→ DATA FOR THIS EXERCISE
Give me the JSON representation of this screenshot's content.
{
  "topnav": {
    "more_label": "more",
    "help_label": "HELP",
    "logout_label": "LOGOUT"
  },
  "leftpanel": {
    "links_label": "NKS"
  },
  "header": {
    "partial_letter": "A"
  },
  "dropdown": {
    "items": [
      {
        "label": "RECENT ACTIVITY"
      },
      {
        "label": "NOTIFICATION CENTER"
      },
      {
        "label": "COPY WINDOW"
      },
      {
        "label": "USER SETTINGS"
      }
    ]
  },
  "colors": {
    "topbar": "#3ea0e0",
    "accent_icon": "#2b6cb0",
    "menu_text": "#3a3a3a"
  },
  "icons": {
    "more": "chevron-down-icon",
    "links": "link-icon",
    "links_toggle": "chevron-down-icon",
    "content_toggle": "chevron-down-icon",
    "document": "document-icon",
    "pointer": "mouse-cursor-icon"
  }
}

→ STATED EXERCISE
From the records above, extract every line exactly as it stands.

→ FULL SOLUTION
Give me the JSON representation of this screenshot's content.
{
  "topnav": {
    "more_label": "more",
    "help_label": "HELP",
    "logout_label": "LOGOUT"
  },
  "leftpanel": {
    "links_label": "NKS"
  },
  "header": {
    "partial_letter": "A"
  },
  "dropdown": {
    "items": [
      {
        "label": "RECENT ACTIVITY"
      },
      {
        "label": "NOTIFICATION CENTER"
      },
      {
        "label": "COPY WINDOW"
      },
      {
        "label": "USER SETTINGS"
      }
    ]
  },
  "colors": {
    "topbar": "#3ea0e0",
    "accent_icon": "#2b6cb0",
    "menu_text": "#3a3a3a"
  },
  "icons": {
    "more": "chevron-down-icon",
    "links": "link-icon",
    "links_toggle": "chevron-down-icon",
    "content_toggle": "chevron-down-icon",
    "document": "document-icon",
    "pointer": "mouse-cursor-icon"
  }
}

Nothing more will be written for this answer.